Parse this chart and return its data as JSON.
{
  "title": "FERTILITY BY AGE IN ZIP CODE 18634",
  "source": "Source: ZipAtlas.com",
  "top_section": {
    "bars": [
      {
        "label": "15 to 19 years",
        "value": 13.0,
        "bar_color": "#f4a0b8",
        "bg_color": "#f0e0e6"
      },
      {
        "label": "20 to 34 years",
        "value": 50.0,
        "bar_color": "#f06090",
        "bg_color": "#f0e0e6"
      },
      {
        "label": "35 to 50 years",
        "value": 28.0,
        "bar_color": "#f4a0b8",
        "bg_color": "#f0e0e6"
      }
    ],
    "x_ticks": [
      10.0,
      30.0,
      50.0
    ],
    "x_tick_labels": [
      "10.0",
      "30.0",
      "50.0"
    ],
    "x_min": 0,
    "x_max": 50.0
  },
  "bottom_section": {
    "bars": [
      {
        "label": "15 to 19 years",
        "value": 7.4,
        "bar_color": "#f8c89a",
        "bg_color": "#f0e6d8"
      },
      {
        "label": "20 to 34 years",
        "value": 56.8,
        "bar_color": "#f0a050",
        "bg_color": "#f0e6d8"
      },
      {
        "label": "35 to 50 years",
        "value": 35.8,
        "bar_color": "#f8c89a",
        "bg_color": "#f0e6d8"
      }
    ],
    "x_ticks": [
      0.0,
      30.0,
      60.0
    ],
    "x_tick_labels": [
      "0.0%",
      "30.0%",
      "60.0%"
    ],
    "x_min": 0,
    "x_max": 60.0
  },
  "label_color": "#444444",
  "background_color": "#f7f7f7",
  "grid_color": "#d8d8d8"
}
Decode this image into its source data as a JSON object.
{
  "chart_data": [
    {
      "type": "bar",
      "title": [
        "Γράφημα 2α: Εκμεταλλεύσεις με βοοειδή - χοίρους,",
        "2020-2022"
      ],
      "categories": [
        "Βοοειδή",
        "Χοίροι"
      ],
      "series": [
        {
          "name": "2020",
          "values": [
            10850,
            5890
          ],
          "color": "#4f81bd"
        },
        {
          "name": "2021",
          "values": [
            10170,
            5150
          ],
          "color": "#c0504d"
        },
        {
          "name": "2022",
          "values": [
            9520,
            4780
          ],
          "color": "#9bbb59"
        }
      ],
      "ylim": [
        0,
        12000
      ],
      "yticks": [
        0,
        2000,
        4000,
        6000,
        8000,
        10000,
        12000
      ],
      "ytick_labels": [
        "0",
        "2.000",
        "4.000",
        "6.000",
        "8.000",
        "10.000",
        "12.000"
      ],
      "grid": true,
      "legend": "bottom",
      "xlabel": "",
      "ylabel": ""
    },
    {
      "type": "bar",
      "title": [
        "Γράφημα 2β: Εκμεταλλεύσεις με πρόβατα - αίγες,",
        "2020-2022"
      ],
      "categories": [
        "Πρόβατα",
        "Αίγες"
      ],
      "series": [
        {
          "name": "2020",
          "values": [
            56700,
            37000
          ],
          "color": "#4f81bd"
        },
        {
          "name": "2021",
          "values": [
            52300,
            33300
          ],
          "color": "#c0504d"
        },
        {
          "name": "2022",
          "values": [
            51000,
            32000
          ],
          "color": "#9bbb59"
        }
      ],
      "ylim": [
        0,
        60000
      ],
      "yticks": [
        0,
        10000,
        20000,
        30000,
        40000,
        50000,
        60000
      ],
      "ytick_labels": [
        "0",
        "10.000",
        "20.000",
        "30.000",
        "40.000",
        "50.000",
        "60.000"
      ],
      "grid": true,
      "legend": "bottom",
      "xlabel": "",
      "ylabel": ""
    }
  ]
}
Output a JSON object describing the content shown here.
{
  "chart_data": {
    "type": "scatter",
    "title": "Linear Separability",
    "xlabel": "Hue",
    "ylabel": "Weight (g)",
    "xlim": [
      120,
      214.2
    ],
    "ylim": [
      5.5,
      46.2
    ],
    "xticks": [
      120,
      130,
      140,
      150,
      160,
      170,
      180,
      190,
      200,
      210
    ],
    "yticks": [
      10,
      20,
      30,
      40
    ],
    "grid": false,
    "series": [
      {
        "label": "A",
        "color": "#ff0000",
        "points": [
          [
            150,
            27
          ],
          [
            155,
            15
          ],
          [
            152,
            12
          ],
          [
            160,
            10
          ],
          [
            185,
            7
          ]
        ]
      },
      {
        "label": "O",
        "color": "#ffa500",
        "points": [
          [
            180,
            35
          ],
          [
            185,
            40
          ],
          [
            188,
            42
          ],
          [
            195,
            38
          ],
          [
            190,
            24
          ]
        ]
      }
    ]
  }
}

▸ YOUR OBJECTIVE
Where a line above holds the string "source", show that line.

▸ EXERCISE RESPONSE
  "source": "Source: ZipAtlas.com",
Decode this image into its source data as a JSON object.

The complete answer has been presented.